### Supplied records
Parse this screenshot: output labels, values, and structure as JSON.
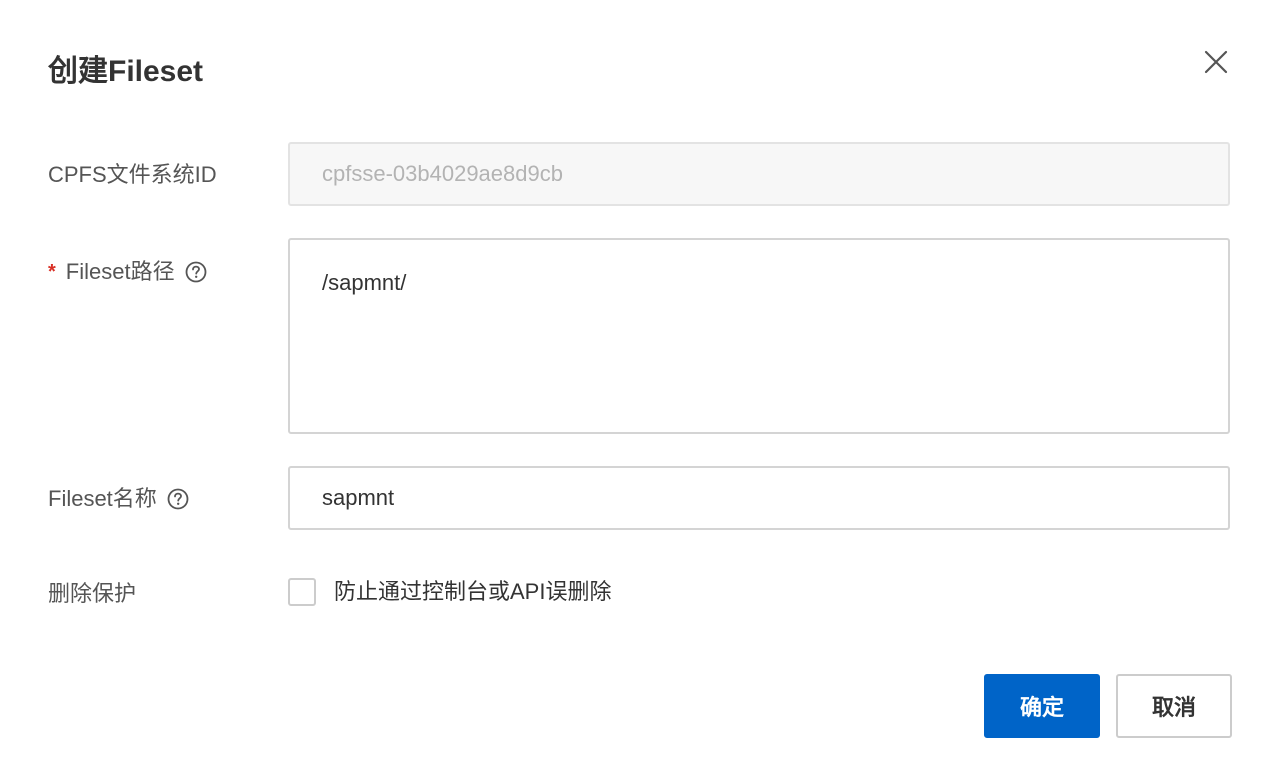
{
  "dialog": {
    "title": "创建Fileset"
  },
  "form": {
    "cpfs_id": {
      "label": "CPFS文件系统ID",
      "value": "cpfsse-03b4029ae8d9cb"
    },
    "fileset_path": {
      "required_mark": "*",
      "label": "Fileset路径",
      "value": "/sapmnt/"
    },
    "fileset_name": {
      "label": "Fileset名称",
      "value": "sapmnt"
    },
    "delete_protection": {
      "label": "删除保护",
      "checkbox_label": "防止通过控制台或API误删除",
      "checked": false
    }
  },
  "footer": {
    "confirm_label": "确定",
    "cancel_label": "取消"
  },
  "colors": {
    "primary": "#0064c8",
    "required": "#d93026"
  },
  "icons": {
    "close": "close-icon",
    "help": "question-circle-icon"
  }
}
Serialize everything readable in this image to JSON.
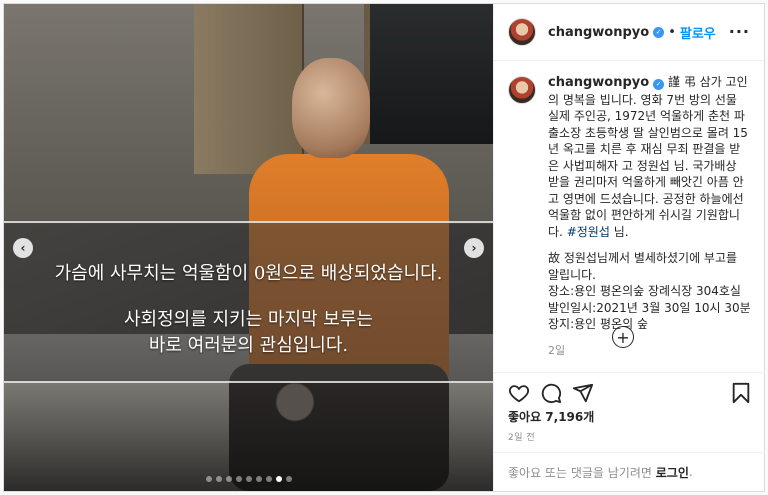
{
  "post": {
    "username": "changwonpyo",
    "follow_label": "팔로우",
    "separator": "•",
    "more_icon": "more-horizontal-icon"
  },
  "media": {
    "caption_line1": "가슴에 사무치는 억울함이 0원으로 배상되었습니다.",
    "caption_line2": "사회정의를 지키는 마지막 보루는",
    "caption_line3": "바로 여러분의 관심입니다.",
    "prev_icon": "chevron-left-icon",
    "next_icon": "chevron-right-icon",
    "slide_count": 9,
    "active_slide_index": 7
  },
  "caption": {
    "username": "changwonpyo",
    "text_part1": "謹 弔 삼가 고인의 명복을 빕니다. 영화 7번 방의 선물 실제 주인공, 1972년 억울하게 춘천 파출소장 초등학생 딸 살인범으로 몰려 15년 옥고를 치른 후 재심 무죄 판결을 받은 사법피해자 고 정원섭 님. 국가배상 받을 권리마저 억울하게 빼앗긴 아픔 안고 영면에 드셨습니다. 공정한 하늘에선 억울함 없이 편안하게 쉬시길 기원합니다.",
    "hashtag": "#정원섭",
    "text_part2": " 님.",
    "para2_line1": "故 정원섭님께서 별세하셨기에 부고를 알립니다.",
    "para2_line2": "장소:용인 평온의숲 장례식장 304호실",
    "para2_line3": "발인일시:2021년 3월 30일 10시 30분",
    "para2_line4": "장지:용인 평온의 숲",
    "time_ago": "2일"
  },
  "actions": {
    "like_icon": "heart-icon",
    "comment_icon": "comment-icon",
    "share_icon": "share-icon",
    "save_icon": "bookmark-icon",
    "load_more_icon": "plus-circle-icon",
    "likes_text": "좋아요 7,196개",
    "date_text": "2일 전"
  },
  "comment_box": {
    "prompt_text": "좋아요 또는 댓글을 남기려면 ",
    "login_label": "로그인",
    "suffix": "."
  },
  "colors": {
    "accent": "#0095f6",
    "verified": "#3897f0",
    "hashtag": "#00376b",
    "muted": "#8e8e8e"
  }
}
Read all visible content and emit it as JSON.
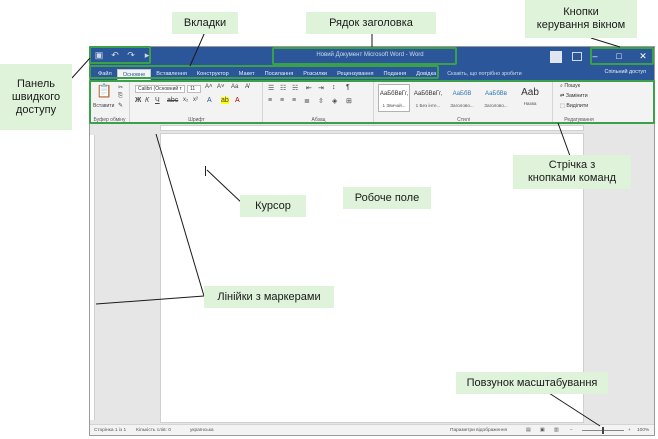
{
  "window": {
    "title": "Новий Документ Microsoft Word  -  Word",
    "tell_me": "Скажіть, що потрібно зробити",
    "share": "Спільний доступ"
  },
  "tabs": [
    "Файл",
    "Основне",
    "Вставлення",
    "Конструктор",
    "Макет",
    "Посилання",
    "Розсилки",
    "Рецензування",
    "Подання",
    "Довідка"
  ],
  "ribbon": {
    "paste_label": "Вставити",
    "font_name": "Calibri (Основний т",
    "font_size": "11",
    "groups": [
      "Буфер обміну",
      "Шрифт",
      "Абзац",
      "Стилі",
      "Редагування"
    ],
    "styles": [
      {
        "preview": "АаБбВвГг,",
        "name": "1 Звичай..."
      },
      {
        "preview": "АаБбВвГг,",
        "name": "1 Без інте..."
      },
      {
        "preview": "АаБбВ",
        "name": "Заголово..."
      },
      {
        "preview": "АаБбВв",
        "name": "Заголово..."
      },
      {
        "preview": "Aab",
        "name": "Назва"
      }
    ],
    "edit": [
      "Пошук",
      "Замінити",
      "Виділити"
    ]
  },
  "status": {
    "page": "Сторінка 1 із 1",
    "words": "Кількість слів: 0",
    "lang": "українська",
    "display": "Параметри відображення",
    "zoom": "100%"
  },
  "callouts": {
    "qat": "Панель\nшвидкого\nдоступу",
    "tabs": "Вкладки",
    "titlebar": "Рядок заголовка",
    "wctl": "Кнопки\nкерування вікном",
    "ribbon": "Стрічка з\nкнопками команд",
    "cursor": "Курсор",
    "workarea": "Робоче поле",
    "rulers": "Лінійки з маркерами",
    "zoom": "Повзунок масштабування"
  }
}
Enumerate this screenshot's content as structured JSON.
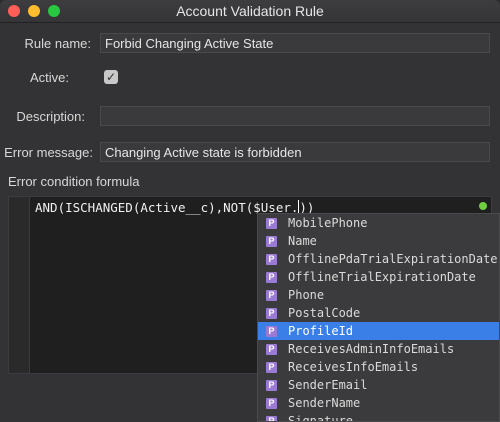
{
  "window": {
    "title": "Account Validation Rule"
  },
  "form": {
    "rule_name_label": "Rule name:",
    "rule_name_value": "Forbid Changing Active State",
    "active_label": "Active:",
    "active_checked": true,
    "active_check_glyph": "✓",
    "description_label": "Description:",
    "description_value": "",
    "error_message_label": "Error message:",
    "error_message_value": "Changing Active state is forbidden",
    "formula_label": "Error condition formula"
  },
  "editor": {
    "code_before_caret": "AND(ISCHANGED(Active__c),NOT($User.",
    "code_after_caret": "))",
    "status_color": "#6fcf3f"
  },
  "autocomplete": {
    "icon_letter": "P",
    "icon_name": "property-icon",
    "selected_index": 6,
    "items": [
      "MobilePhone",
      "Name",
      "OfflinePdaTrialExpirationDate",
      "OfflineTrialExpirationDate",
      "Phone",
      "PostalCode",
      "ProfileId",
      "ReceivesAdminInfoEmails",
      "ReceivesInfoEmails",
      "SenderEmail",
      "SenderName",
      "Signature"
    ]
  },
  "colors": {
    "selection": "#3a7ee8",
    "property_icon": "#9a7bd3"
  }
}
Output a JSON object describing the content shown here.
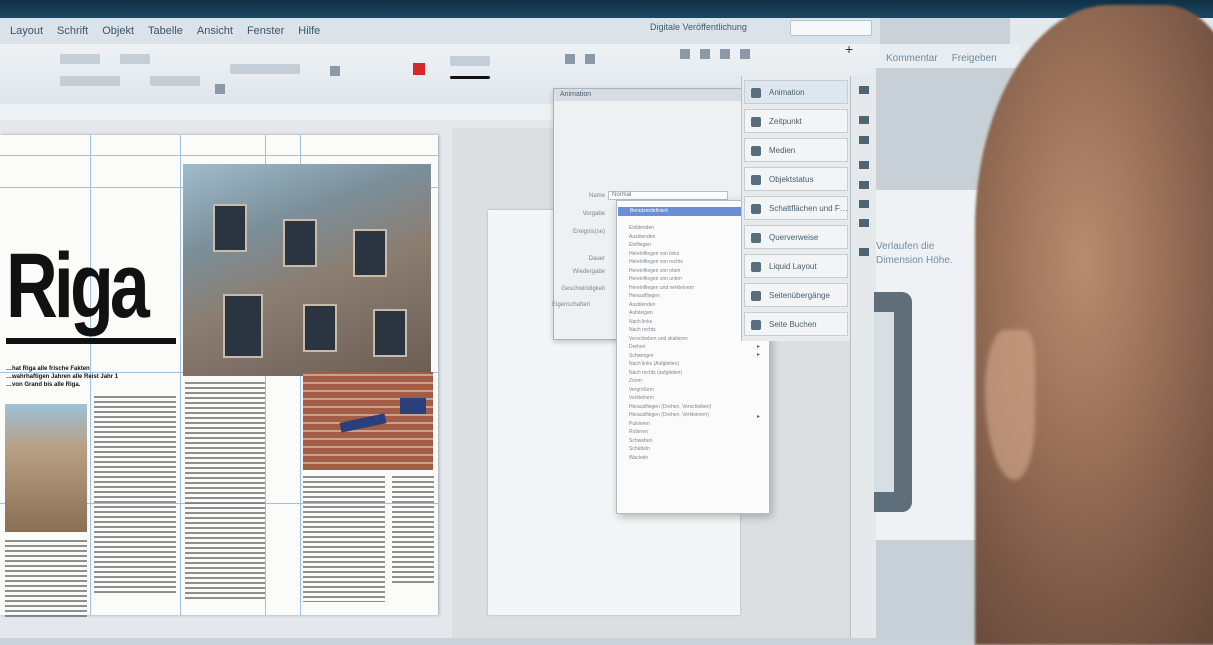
######
Exercise task: Find each line in the records holding the string "screenshot" and show it.

Output of the exercise:
Parse this screenshot: output labels, values, and structure as JSON.
Enumerate this screenshot's content as structured JSON.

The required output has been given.